DIRECTIVE ::
Show every line that has the string "name" in it.
=== THE INPUT ===
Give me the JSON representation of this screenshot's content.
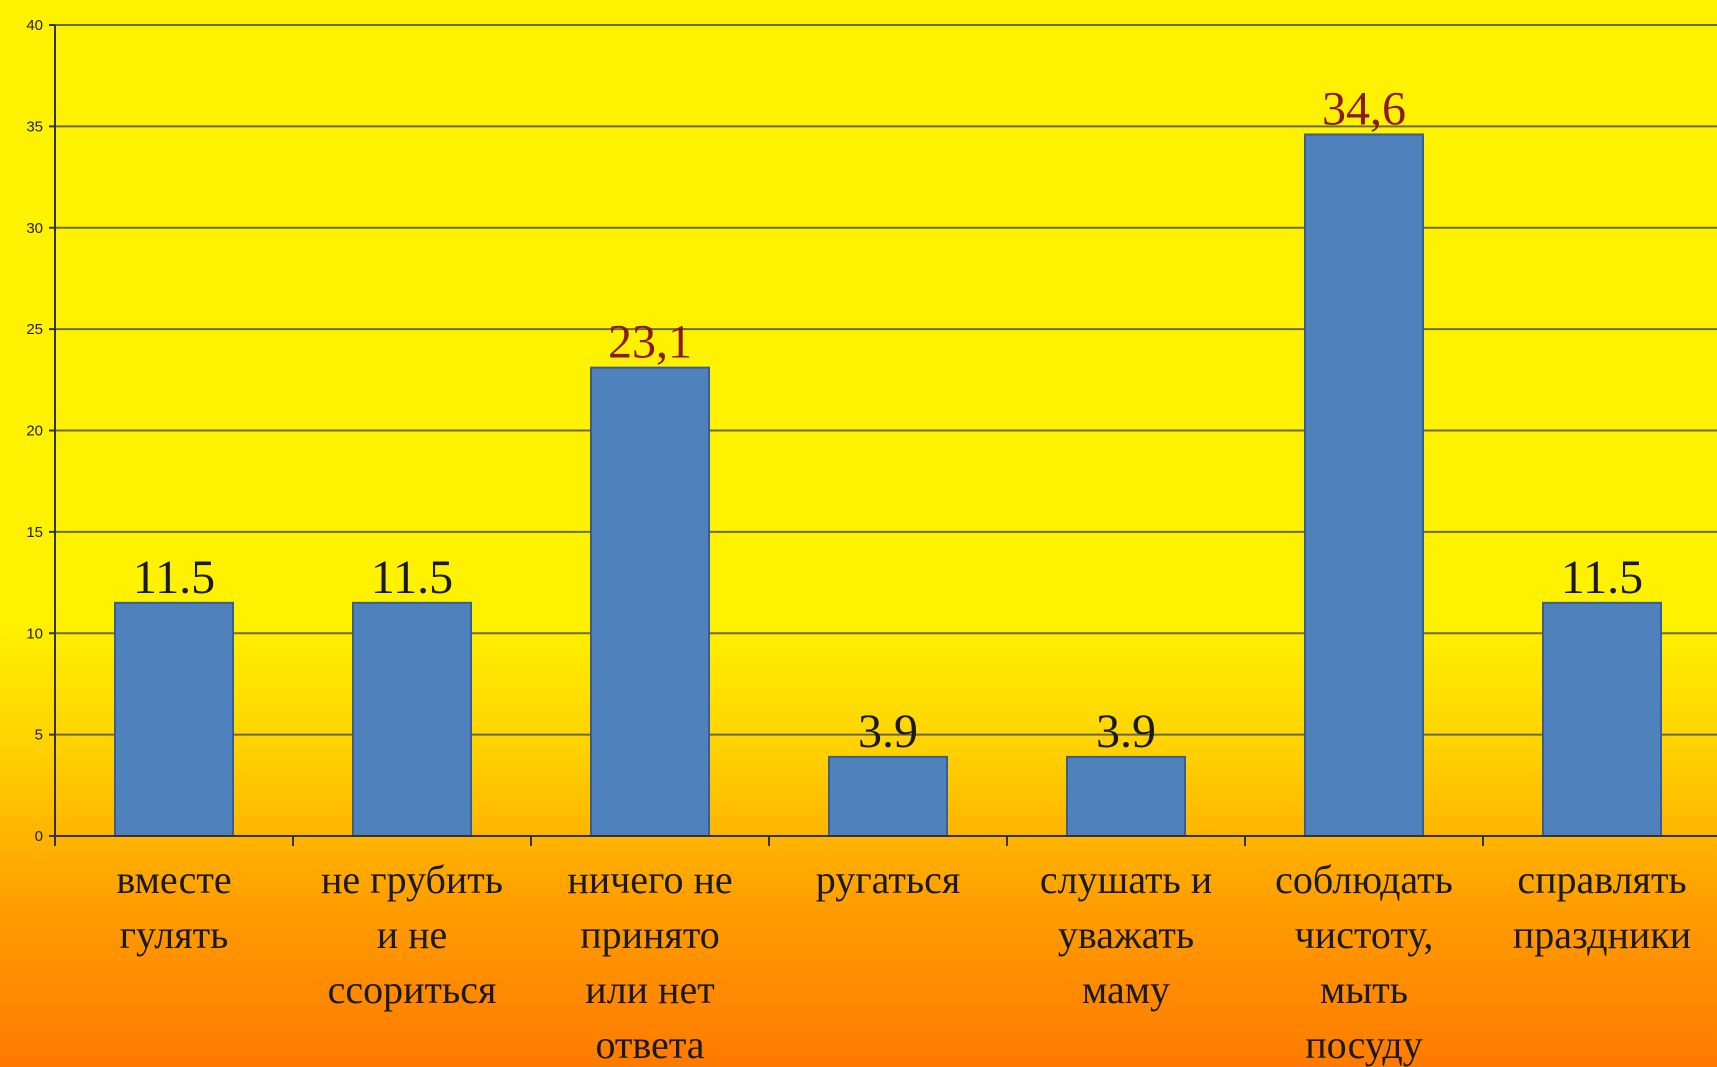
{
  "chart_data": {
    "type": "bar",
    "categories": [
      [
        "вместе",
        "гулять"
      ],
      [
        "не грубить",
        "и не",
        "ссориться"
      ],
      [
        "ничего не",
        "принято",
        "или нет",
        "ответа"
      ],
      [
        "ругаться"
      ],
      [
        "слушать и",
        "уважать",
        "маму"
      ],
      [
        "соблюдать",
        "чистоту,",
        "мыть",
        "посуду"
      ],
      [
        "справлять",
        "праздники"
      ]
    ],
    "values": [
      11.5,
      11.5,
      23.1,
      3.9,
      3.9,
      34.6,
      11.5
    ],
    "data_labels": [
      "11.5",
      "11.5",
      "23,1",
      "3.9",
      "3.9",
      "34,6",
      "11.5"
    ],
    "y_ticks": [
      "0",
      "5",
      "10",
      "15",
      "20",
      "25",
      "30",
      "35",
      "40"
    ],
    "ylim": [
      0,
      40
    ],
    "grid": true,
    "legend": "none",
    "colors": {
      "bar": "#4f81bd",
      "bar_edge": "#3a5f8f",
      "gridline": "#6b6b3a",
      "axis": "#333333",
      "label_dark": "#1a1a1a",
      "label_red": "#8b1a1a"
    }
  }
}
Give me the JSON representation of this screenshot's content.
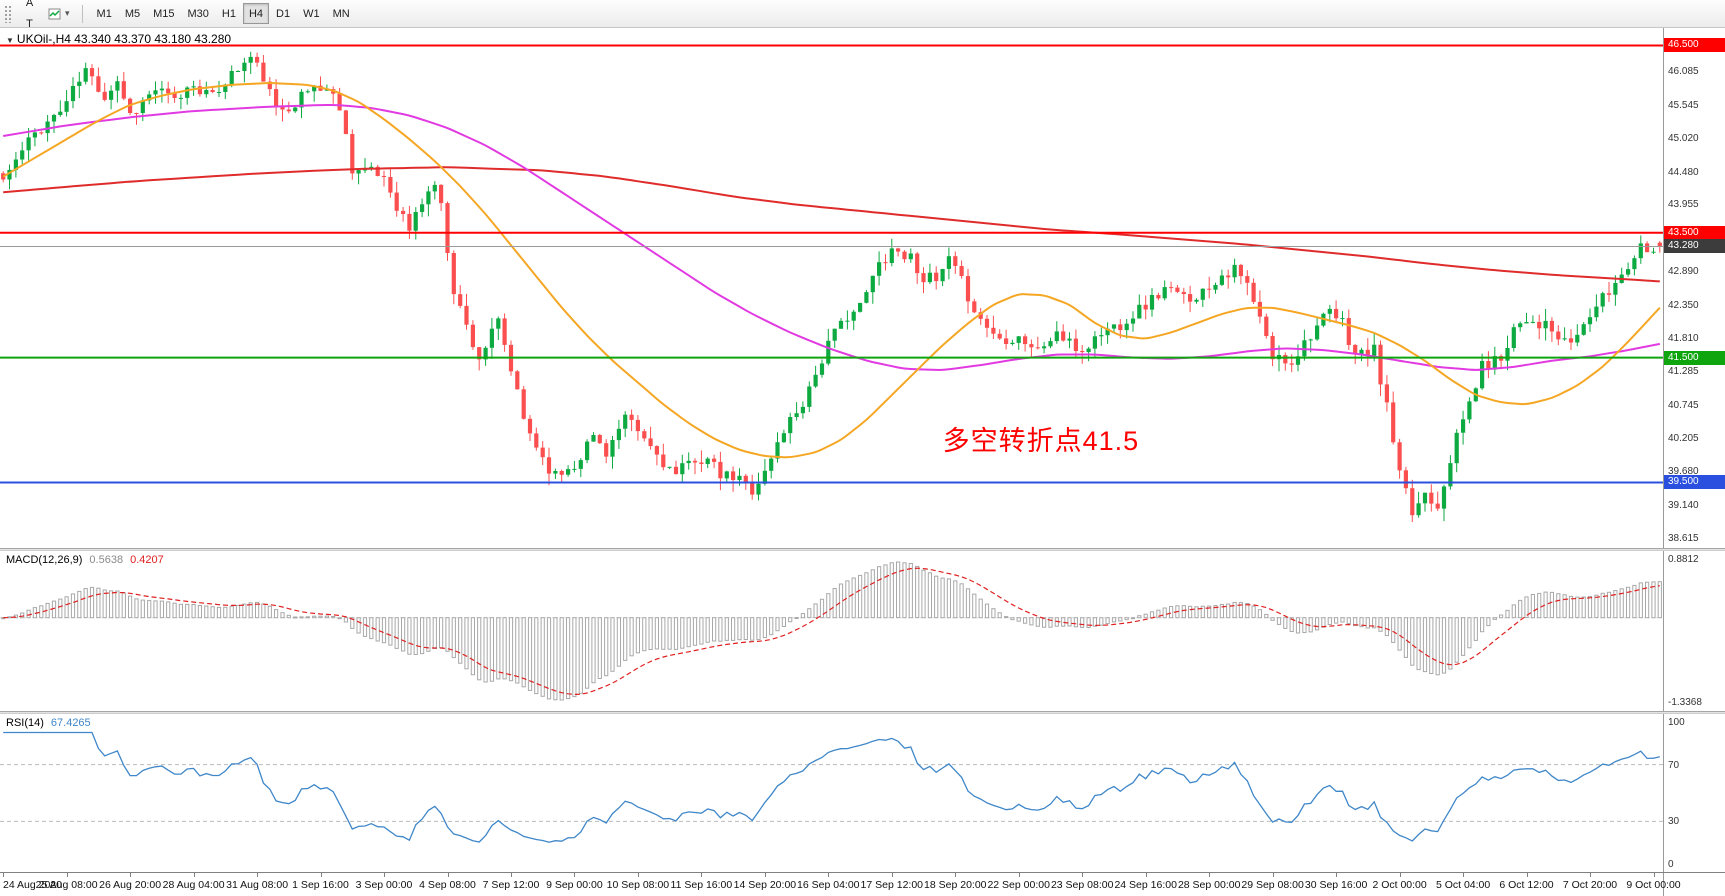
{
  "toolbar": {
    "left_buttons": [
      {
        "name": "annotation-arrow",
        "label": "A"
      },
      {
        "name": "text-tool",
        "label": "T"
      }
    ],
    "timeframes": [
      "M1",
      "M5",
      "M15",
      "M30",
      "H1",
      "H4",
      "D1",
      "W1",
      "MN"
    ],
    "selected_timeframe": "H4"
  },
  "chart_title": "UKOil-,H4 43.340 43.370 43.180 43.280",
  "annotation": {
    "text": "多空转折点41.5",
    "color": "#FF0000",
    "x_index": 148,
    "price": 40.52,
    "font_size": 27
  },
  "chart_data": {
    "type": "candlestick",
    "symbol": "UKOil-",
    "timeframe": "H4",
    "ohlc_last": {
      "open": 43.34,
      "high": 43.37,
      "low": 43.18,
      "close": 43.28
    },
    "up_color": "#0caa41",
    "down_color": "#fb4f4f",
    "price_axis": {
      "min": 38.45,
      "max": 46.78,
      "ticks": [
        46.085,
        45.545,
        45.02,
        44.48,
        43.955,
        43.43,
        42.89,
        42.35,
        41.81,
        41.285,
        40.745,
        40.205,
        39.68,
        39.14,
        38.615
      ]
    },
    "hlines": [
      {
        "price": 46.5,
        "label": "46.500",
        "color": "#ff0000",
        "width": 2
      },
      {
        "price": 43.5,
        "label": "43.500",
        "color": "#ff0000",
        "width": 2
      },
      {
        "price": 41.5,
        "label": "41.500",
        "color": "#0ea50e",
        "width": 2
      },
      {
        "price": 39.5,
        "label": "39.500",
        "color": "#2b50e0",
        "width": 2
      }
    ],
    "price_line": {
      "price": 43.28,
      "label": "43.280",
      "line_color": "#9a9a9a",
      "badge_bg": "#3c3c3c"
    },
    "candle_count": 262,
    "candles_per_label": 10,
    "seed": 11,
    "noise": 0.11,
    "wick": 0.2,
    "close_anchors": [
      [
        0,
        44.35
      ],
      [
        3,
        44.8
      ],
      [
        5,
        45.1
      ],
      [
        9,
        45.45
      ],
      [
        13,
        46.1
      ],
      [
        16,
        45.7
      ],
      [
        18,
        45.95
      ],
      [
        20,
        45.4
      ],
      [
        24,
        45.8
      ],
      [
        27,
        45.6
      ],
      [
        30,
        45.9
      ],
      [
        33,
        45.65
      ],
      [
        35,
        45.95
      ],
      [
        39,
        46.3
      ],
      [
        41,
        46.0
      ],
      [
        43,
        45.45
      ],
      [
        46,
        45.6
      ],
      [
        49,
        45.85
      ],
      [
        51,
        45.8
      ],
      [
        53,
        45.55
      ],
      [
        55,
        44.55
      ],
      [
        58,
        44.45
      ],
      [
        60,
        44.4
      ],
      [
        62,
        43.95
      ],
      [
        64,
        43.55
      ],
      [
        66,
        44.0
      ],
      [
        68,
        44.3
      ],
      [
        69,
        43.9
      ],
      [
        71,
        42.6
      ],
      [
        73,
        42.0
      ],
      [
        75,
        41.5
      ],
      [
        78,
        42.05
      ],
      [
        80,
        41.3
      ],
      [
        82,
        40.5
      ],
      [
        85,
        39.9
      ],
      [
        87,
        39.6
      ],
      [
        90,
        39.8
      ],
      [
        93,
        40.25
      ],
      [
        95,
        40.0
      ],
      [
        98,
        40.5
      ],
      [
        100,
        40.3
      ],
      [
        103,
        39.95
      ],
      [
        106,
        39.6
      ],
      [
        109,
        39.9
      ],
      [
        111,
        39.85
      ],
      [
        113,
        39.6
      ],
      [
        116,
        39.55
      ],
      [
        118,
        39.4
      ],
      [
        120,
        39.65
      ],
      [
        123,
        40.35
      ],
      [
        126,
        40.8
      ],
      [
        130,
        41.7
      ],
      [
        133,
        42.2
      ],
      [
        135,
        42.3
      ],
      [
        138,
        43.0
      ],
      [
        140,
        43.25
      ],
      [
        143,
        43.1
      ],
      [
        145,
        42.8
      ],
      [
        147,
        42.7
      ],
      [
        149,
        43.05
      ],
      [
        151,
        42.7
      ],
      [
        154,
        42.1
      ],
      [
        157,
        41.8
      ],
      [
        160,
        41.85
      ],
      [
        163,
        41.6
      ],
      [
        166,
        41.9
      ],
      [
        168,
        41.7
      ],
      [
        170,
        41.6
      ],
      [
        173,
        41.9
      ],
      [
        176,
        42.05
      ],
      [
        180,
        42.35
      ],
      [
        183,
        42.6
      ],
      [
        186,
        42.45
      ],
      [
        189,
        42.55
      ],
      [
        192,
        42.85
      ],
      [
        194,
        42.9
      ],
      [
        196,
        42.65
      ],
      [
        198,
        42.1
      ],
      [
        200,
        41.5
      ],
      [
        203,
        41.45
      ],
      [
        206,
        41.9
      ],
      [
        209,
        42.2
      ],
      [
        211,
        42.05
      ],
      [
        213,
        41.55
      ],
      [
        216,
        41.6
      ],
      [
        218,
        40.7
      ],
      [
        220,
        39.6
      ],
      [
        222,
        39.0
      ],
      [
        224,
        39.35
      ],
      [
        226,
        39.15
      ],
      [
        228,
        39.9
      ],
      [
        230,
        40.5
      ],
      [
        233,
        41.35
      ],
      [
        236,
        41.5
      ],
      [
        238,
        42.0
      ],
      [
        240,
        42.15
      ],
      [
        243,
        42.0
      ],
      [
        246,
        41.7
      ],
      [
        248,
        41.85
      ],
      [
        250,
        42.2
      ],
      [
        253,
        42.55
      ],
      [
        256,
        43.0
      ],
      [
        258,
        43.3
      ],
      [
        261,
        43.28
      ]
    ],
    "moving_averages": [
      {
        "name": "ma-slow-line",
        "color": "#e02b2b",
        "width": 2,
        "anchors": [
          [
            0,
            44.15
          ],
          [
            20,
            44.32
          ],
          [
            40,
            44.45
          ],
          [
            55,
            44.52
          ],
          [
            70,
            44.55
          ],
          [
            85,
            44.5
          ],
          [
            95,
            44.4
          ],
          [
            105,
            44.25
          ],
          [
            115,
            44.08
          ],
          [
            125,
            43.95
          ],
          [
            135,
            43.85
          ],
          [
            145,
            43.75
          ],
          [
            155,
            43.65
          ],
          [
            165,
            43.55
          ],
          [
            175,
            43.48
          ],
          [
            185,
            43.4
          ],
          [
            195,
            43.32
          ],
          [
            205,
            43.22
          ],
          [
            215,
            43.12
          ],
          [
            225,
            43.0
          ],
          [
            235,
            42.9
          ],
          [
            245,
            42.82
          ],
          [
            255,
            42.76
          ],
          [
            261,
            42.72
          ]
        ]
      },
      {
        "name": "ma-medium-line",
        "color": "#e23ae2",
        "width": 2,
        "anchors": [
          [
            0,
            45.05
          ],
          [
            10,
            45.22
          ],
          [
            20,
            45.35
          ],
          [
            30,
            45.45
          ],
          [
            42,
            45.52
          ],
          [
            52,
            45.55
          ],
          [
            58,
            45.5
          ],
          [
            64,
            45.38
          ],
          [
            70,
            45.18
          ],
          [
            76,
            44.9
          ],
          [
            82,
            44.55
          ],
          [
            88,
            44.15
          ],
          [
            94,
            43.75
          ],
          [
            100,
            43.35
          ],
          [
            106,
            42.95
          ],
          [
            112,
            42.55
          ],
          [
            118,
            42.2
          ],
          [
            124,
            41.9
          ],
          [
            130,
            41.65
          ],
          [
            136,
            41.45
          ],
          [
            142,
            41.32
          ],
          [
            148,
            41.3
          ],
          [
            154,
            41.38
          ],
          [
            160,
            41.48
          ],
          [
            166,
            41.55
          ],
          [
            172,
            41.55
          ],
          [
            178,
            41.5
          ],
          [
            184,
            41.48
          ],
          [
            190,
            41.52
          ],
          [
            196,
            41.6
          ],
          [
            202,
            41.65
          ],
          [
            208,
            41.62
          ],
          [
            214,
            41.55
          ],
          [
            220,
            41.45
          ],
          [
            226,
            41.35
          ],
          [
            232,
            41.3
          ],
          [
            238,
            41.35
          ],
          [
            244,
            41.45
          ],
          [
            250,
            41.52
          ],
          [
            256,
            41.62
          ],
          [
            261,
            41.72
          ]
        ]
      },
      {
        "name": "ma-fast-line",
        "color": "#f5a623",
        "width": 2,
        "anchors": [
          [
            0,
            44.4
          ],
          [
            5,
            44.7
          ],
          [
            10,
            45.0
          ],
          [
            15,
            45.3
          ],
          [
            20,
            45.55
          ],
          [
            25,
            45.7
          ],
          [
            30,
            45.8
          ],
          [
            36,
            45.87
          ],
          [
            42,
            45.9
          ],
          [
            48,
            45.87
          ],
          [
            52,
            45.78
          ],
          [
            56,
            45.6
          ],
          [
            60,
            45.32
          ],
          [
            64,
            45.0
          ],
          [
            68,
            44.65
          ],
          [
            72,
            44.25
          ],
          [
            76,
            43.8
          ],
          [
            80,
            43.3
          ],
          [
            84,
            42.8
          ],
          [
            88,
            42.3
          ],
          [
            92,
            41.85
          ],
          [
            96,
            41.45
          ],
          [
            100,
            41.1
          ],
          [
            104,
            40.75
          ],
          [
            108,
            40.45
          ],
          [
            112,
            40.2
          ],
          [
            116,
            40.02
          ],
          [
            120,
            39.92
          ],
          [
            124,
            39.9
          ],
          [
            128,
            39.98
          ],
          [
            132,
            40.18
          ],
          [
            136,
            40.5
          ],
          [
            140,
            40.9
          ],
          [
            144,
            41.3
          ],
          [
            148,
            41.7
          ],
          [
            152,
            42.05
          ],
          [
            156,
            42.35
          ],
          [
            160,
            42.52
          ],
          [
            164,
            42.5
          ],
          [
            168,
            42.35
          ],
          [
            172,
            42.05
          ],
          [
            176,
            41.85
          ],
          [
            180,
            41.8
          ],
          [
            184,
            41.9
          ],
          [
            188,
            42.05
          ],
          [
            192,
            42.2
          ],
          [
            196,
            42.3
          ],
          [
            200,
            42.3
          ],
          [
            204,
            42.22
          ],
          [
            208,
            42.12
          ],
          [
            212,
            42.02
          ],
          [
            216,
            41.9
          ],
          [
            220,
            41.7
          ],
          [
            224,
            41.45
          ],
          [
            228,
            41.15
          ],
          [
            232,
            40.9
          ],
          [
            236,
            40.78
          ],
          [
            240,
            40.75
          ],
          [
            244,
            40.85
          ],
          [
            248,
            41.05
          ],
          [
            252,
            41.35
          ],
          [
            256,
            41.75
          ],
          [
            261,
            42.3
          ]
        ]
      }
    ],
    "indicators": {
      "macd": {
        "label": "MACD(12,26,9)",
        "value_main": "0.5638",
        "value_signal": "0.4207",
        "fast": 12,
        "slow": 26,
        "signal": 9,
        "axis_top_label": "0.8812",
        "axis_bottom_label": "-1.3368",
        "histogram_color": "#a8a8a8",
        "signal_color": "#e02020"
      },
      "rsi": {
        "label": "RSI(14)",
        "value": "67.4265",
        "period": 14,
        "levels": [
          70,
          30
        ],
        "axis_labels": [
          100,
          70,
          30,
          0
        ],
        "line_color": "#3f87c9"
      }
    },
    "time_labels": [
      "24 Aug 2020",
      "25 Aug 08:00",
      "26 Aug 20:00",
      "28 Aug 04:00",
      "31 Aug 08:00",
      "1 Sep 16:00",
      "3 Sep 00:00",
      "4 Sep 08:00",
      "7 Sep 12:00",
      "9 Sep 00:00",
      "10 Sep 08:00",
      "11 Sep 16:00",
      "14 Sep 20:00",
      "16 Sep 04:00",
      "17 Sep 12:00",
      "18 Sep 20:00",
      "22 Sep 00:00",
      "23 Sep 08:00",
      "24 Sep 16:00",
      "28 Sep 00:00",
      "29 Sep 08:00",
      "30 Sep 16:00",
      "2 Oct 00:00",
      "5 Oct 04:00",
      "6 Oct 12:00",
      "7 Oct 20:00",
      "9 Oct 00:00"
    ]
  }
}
===
RESULT FOR THIS TASK ::
        "name": "annotation-arrow",
        "name": "text-tool",
        "name": "ma-slow-line",
        "name": "ma-medium-line",
        "name": "ma-fast-line",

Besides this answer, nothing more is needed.